Problem details
Write every line of the material out exactly as shown.

Extracted material

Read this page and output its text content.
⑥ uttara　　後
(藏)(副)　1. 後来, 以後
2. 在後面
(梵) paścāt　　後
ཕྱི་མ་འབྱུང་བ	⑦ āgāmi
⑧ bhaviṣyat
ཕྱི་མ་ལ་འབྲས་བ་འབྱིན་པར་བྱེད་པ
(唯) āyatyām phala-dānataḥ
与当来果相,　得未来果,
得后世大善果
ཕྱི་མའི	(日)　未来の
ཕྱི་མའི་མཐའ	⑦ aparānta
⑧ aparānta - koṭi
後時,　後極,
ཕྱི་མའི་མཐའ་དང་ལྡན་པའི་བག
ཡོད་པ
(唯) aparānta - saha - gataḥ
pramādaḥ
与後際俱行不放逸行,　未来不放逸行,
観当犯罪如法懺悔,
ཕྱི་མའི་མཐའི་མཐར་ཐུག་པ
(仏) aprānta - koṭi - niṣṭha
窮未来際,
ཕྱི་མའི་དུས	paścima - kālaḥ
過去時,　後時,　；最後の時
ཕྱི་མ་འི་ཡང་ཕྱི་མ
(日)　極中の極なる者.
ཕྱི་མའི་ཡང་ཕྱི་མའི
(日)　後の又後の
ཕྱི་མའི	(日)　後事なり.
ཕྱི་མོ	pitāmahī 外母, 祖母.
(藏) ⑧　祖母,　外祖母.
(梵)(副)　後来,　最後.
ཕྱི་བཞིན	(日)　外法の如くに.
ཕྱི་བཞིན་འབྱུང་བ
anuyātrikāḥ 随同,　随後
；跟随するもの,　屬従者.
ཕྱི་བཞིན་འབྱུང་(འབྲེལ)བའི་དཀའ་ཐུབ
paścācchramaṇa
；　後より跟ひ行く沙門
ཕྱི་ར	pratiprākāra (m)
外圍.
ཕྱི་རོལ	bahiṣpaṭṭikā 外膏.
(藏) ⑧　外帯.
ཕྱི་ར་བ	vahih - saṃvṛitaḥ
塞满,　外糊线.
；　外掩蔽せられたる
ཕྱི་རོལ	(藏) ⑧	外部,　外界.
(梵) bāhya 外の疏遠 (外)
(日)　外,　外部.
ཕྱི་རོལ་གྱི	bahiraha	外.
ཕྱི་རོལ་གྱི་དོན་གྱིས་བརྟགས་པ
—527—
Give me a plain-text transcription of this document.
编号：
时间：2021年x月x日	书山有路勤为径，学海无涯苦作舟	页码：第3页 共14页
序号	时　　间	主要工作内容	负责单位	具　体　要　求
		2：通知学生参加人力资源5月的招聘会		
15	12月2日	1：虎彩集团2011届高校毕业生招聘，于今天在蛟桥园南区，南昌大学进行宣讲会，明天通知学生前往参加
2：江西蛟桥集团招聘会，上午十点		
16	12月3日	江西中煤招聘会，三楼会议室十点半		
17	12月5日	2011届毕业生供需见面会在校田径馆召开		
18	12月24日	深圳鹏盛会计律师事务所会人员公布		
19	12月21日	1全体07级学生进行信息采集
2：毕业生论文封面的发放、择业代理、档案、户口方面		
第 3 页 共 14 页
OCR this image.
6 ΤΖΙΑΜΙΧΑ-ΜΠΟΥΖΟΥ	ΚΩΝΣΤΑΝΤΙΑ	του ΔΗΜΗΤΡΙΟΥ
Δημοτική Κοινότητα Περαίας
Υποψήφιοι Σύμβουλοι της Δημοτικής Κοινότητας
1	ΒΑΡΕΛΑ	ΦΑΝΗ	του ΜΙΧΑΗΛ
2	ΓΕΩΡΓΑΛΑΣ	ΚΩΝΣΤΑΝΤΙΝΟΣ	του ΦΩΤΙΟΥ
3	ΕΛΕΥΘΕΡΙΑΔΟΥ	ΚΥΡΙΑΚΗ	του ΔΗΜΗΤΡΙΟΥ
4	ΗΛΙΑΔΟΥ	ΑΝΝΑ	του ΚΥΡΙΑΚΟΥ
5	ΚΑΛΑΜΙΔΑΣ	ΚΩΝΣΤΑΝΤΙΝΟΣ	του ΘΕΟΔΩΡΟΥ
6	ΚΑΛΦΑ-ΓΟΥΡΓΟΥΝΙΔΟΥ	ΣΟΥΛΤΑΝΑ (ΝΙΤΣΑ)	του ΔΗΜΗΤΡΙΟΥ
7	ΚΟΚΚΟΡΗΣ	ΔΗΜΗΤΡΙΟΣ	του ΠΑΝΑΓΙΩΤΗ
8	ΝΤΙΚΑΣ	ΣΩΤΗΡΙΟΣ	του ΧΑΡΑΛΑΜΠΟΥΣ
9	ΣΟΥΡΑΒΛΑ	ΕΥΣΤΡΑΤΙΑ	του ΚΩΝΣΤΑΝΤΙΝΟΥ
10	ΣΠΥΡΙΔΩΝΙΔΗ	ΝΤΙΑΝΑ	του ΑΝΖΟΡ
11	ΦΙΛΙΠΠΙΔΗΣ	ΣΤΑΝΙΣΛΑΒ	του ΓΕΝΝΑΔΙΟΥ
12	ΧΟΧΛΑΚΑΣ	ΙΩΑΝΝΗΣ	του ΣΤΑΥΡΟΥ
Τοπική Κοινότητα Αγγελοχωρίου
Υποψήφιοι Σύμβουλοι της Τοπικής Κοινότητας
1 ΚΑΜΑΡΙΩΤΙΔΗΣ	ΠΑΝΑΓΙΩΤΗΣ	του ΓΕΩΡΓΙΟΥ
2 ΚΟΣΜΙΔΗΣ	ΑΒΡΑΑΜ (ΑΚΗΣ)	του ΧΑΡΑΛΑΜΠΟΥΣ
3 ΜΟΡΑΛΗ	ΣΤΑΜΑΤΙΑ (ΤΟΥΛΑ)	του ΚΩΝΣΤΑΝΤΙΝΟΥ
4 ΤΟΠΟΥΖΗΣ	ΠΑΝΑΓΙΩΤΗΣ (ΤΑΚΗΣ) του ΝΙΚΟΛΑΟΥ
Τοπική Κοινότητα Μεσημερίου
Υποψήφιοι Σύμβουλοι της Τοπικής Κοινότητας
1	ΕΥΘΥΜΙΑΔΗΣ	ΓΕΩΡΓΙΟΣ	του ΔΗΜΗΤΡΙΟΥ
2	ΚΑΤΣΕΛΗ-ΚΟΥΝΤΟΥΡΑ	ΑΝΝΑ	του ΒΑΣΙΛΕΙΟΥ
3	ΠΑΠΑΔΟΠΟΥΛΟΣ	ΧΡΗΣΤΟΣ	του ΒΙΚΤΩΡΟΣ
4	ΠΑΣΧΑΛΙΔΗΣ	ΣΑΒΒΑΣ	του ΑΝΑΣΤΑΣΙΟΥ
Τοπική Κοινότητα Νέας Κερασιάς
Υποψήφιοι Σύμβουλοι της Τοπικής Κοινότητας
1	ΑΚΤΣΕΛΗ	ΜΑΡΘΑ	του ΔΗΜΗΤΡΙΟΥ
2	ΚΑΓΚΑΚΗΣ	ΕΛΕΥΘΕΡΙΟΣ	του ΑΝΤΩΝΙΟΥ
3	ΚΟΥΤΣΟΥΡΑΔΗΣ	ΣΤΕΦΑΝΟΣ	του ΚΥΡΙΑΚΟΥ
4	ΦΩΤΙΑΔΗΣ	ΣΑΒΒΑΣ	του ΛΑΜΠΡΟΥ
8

Problem solution
Read this page and output its text content.
⑥ uttara　　後
(藏)(副)　1. 後来, 以後
2. 在後面
(梵) paścāt　　後
ཕྱི་མ་འབྱུང་བ	⑦ āgāmi
⑧ bhaviṣyat
ཕྱི་མ་ལ་འབྲས་བ་འབྱིན་པར་བྱེད་པ
(唯) āyatyām phala-dānataḥ
与当来果相,　得未来果,
得后世大善果
ཕྱི་མའི	(日)　未来の
ཕྱི་མའི་མཐའ	⑦ aparānta
⑧ aparānta - koṭi
後時,　後極,
ཕྱི་མའི་མཐའ་དང་ལྡན་པའི་བག
ཡོད་པ
(唯) aparānta - saha - gataḥ
pramādaḥ
与後際俱行不放逸行,　未来不放逸行,
観当犯罪如法懺悔,
ཕྱི་མའི་མཐའི་མཐར་ཐུག་པ
(仏) aprānta - koṭi - niṣṭha
窮未来際,
ཕྱི་མའི་དུས	paścima - kālaḥ
過去時,　後時,　；最後の時
ཕྱི་མ་འི་ཡང་ཕྱི་མ
(日)　極中の極なる者.
ཕྱི་མའི་ཡང་ཕྱི་མའི
(日)　後の又後の
ཕྱི་མའི	(日)　後事なり.
ཕྱི་མོ	pitāmahī 外母, 祖母.
(藏) ⑧　祖母,　外祖母.
(梵)(副)　後来,　最後.
ཕྱི་བཞིན	(日)　外法の如くに.
ཕྱི་བཞིན་འབྱུང་བ
anuyātrikāḥ 随同,　随後
；跟随するもの,　屬従者.
ཕྱི་བཞིན་འབྱུང་(འབྲེལ)བའི་དཀའ་ཐུབ
paścācchramaṇa
；　後より跟ひ行く沙門
ཕྱི་ར	pratiprākāra (m)
外圍.
ཕྱི་རོལ	bahiṣpaṭṭikā 外膏.
(藏) ⑧　外帯.
ཕྱི་ར་བ	vahih - saṃvṛitaḥ
塞满,　外糊线.
；　外掩蔽せられたる
ཕྱི་རོལ	(藏) ⑧	外部,　外界.
(梵) bāhya 外の疏遠 (外)
(日)　外,　外部.
ཕྱི་རོལ་གྱི	bahiraha	外.
ཕྱི་རོལ་གྱི་དོན་གྱིས་བརྟགས་པ
—527—
Give me a plain-text transcription of this document.
编号：
时间：2021年x月x日	书山有路勤为径，学海无涯苦作舟	页码：第3页 共14页
序号	时　　间	主要工作内容	负责单位	具　体　要　求
		2：通知学生参加人力资源5月的招聘会		
15	12月2日	1：虎彩集团2011届高校毕业生招聘，于今天在蛟桥园南区，南昌大学进行宣讲会，明天通知学生前往参加
2：江西蛟桥集团招聘会，上午十点		
16	12月3日	江西中煤招聘会，三楼会议室十点半		
17	12月5日	2011届毕业生供需见面会在校田径馆召开		
18	12月24日	深圳鹏盛会计律师事务所会人员公布		
19	12月21日	1全体07级学生进行信息采集
2：毕业生论文封面的发放、择业代理、档案、户口方面		
第 3 页 共 14 页
OCR this image.
6 ΤΖΙΑΜΙΧΑ-ΜΠΟΥΖΟΥ	ΚΩΝΣΤΑΝΤΙΑ	του ΔΗΜΗΤΡΙΟΥ
Δημοτική Κοινότητα Περαίας
Υποψήφιοι Σύμβουλοι της Δημοτικής Κοινότητας
1	ΒΑΡΕΛΑ	ΦΑΝΗ	του ΜΙΧΑΗΛ
2	ΓΕΩΡΓΑΛΑΣ	ΚΩΝΣΤΑΝΤΙΝΟΣ	του ΦΩΤΙΟΥ
3	ΕΛΕΥΘΕΡΙΑΔΟΥ	ΚΥΡΙΑΚΗ	του ΔΗΜΗΤΡΙΟΥ
4	ΗΛΙΑΔΟΥ	ΑΝΝΑ	του ΚΥΡΙΑΚΟΥ
5	ΚΑΛΑΜΙΔΑΣ	ΚΩΝΣΤΑΝΤΙΝΟΣ	του ΘΕΟΔΩΡΟΥ
6	ΚΑΛΦΑ-ΓΟΥΡΓΟΥΝΙΔΟΥ	ΣΟΥΛΤΑΝΑ (ΝΙΤΣΑ)	του ΔΗΜΗΤΡΙΟΥ
7	ΚΟΚΚΟΡΗΣ	ΔΗΜΗΤΡΙΟΣ	του ΠΑΝΑΓΙΩΤΗ
8	ΝΤΙΚΑΣ	ΣΩΤΗΡΙΟΣ	του ΧΑΡΑΛΑΜΠΟΥΣ
9	ΣΟΥΡΑΒΛΑ	ΕΥΣΤΡΑΤΙΑ	του ΚΩΝΣΤΑΝΤΙΝΟΥ
10	ΣΠΥΡΙΔΩΝΙΔΗ	ΝΤΙΑΝΑ	του ΑΝΖΟΡ
11	ΦΙΛΙΠΠΙΔΗΣ	ΣΤΑΝΙΣΛΑΒ	του ΓΕΝΝΑΔΙΟΥ
12	ΧΟΧΛΑΚΑΣ	ΙΩΑΝΝΗΣ	του ΣΤΑΥΡΟΥ
Τοπική Κοινότητα Αγγελοχωρίου
Υποψήφιοι Σύμβουλοι της Τοπικής Κοινότητας
1 ΚΑΜΑΡΙΩΤΙΔΗΣ	ΠΑΝΑΓΙΩΤΗΣ	του ΓΕΩΡΓΙΟΥ
2 ΚΟΣΜΙΔΗΣ	ΑΒΡΑΑΜ (ΑΚΗΣ)	του ΧΑΡΑΛΑΜΠΟΥΣ
3 ΜΟΡΑΛΗ	ΣΤΑΜΑΤΙΑ (ΤΟΥΛΑ)	του ΚΩΝΣΤΑΝΤΙΝΟΥ
4 ΤΟΠΟΥΖΗΣ	ΠΑΝΑΓΙΩΤΗΣ (ΤΑΚΗΣ) του ΝΙΚΟΛΑΟΥ
Τοπική Κοινότητα Μεσημερίου
Υποψήφιοι Σύμβουλοι της Τοπικής Κοινότητας
1	ΕΥΘΥΜΙΑΔΗΣ	ΓΕΩΡΓΙΟΣ	του ΔΗΜΗΤΡΙΟΥ
2	ΚΑΤΣΕΛΗ-ΚΟΥΝΤΟΥΡΑ	ΑΝΝΑ	του ΒΑΣΙΛΕΙΟΥ
3	ΠΑΠΑΔΟΠΟΥΛΟΣ	ΧΡΗΣΤΟΣ	του ΒΙΚΤΩΡΟΣ
4	ΠΑΣΧΑΛΙΔΗΣ	ΣΑΒΒΑΣ	του ΑΝΑΣΤΑΣΙΟΥ
Τοπική Κοινότητα Νέας Κερασιάς
Υποψήφιοι Σύμβουλοι της Τοπικής Κοινότητας
1	ΑΚΤΣΕΛΗ	ΜΑΡΘΑ	του ΔΗΜΗΤΡΙΟΥ
2	ΚΑΓΚΑΚΗΣ	ΕΛΕΥΘΕΡΙΟΣ	του ΑΝΤΩΝΙΟΥ
3	ΚΟΥΤΣΟΥΡΑΔΗΣ	ΣΤΕΦΑΝΟΣ	του ΚΥΡΙΑΚΟΥ
4	ΦΩΤΙΑΔΗΣ	ΣΑΒΒΑΣ	του ΛΑΜΠΡΟΥ
8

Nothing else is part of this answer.